══ DOCUMENTO
Tímido y showman, reivindicó la figura mal vista del arquero.
21 Apr 2025 - Deportivo
Osvaldo Pepe - pepeosvaldo53@gmail.com
“Si no fuese por el fútbol, sería un borrachito de pueblo”, me diría Hugo Orlando “El Loco” Gatti en lo que fue presentada en una cantina de La Boca como su autobiografía “Yo, el único”, que en verdad escribiera quien firma esta nota en octubre de 1977, al calor de los recuerdos de la época campesina del ídolo de Boca en los pagos de Carlos Tejedor.
Aquellas páginas fueron un tributo a quien había sido uno de los dos ídolos futboleros de la infancia, junto a Luis Artime padre, paridos ambos en Atlanta, el club de mis amores y disgustos, a partir de la madurez más de los segundos que de los primeros. Sin embargo, con triunfos memorables ante los equipos grandes, sobre todo Boca y River, aquel Atlanta dirigido por Osvaldo Zubeldía llenaría de júbilo el tiempo en que los únicos sueños dignos de ser soñados galopaban en una pelota de cuero. Mi firma no figura en los créditos de la biografía: en aquella época, los periodistas, en particular los deportivos, no éramos protagonistas de nada sino simples narradores de los partidos que veíamos o de las historias de los futbolistas.
Que uno sepa, “Yo, el único” es el único libro que evoca cosas que Gatti nunca contó, sobre todo sobre su infancia campesina y la relación con su padre, don Pedro Gatti, y su mamá, Mercedes Caire, en un hogar con otros 6 hermanos (tres mujeres y tres varones): casa con pasillo largo y fondo con gallinas, conejos, pavos y cerdos.
════
══ DATOS PROPORCIONADOS
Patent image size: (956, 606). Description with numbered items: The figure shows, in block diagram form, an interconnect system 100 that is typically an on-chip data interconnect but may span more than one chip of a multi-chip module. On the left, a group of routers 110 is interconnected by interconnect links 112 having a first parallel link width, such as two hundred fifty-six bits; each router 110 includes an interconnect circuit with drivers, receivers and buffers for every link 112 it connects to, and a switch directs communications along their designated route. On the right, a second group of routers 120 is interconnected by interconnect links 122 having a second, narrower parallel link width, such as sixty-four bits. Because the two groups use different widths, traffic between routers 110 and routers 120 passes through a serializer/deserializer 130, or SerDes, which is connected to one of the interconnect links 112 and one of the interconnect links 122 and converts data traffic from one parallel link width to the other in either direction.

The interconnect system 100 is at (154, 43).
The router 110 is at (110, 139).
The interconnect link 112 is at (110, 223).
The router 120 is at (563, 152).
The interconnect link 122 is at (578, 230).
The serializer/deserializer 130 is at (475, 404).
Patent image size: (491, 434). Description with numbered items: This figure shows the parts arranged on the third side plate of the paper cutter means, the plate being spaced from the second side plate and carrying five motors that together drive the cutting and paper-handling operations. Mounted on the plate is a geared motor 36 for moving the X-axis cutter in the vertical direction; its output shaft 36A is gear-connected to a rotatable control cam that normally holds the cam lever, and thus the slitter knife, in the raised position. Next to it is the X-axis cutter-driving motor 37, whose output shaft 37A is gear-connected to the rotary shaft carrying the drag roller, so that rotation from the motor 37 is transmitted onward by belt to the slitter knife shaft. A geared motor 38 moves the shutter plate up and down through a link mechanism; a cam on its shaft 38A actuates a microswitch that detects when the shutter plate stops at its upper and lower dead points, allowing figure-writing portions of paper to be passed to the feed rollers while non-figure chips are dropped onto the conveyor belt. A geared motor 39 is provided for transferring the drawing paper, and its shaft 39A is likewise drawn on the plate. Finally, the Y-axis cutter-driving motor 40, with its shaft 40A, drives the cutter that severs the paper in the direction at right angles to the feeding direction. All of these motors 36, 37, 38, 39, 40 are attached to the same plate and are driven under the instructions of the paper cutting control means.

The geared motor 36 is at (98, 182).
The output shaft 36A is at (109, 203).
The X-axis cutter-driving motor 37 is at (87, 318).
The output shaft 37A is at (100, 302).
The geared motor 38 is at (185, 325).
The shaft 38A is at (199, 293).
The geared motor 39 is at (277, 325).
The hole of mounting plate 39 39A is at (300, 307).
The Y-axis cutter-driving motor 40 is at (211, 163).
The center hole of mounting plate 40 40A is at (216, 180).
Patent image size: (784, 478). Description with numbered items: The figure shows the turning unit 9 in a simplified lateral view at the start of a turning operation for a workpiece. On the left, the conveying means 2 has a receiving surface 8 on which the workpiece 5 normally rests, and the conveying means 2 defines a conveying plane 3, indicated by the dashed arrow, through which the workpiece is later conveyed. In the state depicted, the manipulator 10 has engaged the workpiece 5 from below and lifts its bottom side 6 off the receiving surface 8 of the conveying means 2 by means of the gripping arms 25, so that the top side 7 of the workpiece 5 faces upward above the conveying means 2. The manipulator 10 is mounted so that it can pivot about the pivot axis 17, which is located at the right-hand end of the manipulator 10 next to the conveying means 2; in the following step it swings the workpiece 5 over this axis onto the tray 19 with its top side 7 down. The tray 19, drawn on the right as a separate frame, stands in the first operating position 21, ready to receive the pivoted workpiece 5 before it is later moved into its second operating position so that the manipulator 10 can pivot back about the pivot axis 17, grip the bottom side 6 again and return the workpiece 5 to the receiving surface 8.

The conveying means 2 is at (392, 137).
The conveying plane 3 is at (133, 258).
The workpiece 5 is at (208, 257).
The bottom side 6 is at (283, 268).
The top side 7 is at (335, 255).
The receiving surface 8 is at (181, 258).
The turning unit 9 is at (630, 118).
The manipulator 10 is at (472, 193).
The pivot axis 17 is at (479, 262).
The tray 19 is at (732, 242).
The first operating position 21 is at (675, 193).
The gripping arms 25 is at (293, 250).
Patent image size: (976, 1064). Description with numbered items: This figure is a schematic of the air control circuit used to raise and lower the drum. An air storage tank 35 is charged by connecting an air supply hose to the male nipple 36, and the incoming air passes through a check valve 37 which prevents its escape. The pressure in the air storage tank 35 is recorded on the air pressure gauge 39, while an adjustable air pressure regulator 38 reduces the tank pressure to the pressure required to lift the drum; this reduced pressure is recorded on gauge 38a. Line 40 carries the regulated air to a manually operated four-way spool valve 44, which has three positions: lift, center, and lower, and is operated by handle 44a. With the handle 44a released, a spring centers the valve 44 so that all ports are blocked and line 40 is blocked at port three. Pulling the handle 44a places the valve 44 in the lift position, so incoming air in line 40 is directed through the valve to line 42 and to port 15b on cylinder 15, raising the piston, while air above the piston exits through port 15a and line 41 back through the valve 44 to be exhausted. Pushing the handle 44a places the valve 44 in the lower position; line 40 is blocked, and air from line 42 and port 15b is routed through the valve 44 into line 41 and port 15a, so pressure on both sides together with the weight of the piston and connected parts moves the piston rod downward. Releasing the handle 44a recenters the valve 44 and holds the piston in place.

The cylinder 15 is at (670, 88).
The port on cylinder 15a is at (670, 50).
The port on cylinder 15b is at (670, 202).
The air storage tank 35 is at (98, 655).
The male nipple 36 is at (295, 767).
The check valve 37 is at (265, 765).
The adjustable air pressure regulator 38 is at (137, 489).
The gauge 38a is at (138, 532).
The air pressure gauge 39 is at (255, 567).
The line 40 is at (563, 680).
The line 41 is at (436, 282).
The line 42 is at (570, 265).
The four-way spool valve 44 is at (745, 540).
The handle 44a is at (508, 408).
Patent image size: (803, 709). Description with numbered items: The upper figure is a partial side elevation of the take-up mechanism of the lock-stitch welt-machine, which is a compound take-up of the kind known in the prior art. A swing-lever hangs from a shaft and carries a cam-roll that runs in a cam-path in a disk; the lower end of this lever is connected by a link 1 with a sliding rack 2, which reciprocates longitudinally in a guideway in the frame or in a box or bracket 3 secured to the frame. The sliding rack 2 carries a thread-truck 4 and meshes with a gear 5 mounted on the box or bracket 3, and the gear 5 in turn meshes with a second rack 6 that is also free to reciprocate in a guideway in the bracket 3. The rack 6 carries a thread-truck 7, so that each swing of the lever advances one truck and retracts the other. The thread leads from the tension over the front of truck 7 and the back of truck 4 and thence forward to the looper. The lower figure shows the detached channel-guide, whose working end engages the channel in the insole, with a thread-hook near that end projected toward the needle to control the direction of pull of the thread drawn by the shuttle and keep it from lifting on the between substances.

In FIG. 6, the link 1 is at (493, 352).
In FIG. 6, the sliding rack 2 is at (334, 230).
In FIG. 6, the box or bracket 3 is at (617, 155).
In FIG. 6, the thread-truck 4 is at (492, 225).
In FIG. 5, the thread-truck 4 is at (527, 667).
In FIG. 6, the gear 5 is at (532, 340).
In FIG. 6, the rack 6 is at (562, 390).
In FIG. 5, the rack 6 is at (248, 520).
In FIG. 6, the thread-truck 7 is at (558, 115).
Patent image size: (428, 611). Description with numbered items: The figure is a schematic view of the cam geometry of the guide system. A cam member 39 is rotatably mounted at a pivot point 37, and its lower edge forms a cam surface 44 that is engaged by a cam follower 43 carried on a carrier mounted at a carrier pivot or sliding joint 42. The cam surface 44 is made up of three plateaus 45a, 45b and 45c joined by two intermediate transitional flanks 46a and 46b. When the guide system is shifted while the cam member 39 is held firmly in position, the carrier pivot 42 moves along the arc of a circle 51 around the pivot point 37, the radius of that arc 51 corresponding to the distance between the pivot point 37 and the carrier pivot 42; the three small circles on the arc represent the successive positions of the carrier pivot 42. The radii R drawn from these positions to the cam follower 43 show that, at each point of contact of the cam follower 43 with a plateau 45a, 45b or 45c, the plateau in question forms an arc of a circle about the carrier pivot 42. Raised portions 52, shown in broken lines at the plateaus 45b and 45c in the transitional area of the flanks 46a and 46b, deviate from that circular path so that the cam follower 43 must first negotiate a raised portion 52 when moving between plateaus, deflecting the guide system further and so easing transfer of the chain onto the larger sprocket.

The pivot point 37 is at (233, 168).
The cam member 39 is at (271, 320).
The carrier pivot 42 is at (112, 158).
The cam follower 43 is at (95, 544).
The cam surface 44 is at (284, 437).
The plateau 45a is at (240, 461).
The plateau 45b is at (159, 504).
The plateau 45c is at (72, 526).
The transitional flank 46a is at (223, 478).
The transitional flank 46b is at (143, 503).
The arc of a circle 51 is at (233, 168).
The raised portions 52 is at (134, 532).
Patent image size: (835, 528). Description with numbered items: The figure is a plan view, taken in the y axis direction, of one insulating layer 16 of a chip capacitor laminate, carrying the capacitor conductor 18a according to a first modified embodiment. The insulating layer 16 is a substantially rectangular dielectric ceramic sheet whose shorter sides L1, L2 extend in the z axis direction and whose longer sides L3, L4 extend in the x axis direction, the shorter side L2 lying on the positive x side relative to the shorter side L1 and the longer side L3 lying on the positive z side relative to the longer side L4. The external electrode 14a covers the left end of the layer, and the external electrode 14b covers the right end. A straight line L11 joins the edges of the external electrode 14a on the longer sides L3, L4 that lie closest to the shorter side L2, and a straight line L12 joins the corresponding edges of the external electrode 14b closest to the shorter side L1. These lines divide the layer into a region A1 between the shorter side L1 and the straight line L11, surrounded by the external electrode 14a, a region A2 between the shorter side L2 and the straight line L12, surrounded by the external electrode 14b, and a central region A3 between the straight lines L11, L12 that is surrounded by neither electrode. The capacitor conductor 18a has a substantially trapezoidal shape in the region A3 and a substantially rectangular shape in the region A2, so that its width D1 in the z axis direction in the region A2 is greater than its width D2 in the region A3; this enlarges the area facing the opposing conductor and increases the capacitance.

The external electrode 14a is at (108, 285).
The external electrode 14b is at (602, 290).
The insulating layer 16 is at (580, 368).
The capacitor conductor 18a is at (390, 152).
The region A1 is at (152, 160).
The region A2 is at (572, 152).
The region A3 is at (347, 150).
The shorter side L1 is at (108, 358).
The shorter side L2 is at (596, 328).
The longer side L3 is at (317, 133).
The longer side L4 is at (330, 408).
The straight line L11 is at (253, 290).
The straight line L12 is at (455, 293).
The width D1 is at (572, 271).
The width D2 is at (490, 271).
════
§ TAREAS ESCRITAS
• A. Según el texto sobre Gatti, ¿en qué mes y año se escribió la autobiografía «Yo, el único»?
• B. Copia textualmente el fragmento del texto sobre Gatti que va desde "21 Apr 2025" hasta "de Carlos Tejedor.", ambos incluidos.
Los ítems no intervienen en esta actividad.

§ SOLUCIONES
• A. En octubre de 1977.

• B.
21 Apr 2025 - Deportivo
Osvaldo Pepe - pepeosvaldo53@gmail.com
“Si no fuese por el fútbol, sería un borrachito de pueblo”, me diría Hugo Orlando “El Loco” Gatti en lo que fue presentada en una cantina de La Boca como su autobiografía “Yo, el único”, que en verdad escribiera quien firma esta nota en octubre de 1977, al calor de los recuerdos de la época campesina del ídolo de Boca en los pagos de Carlos Tejedor.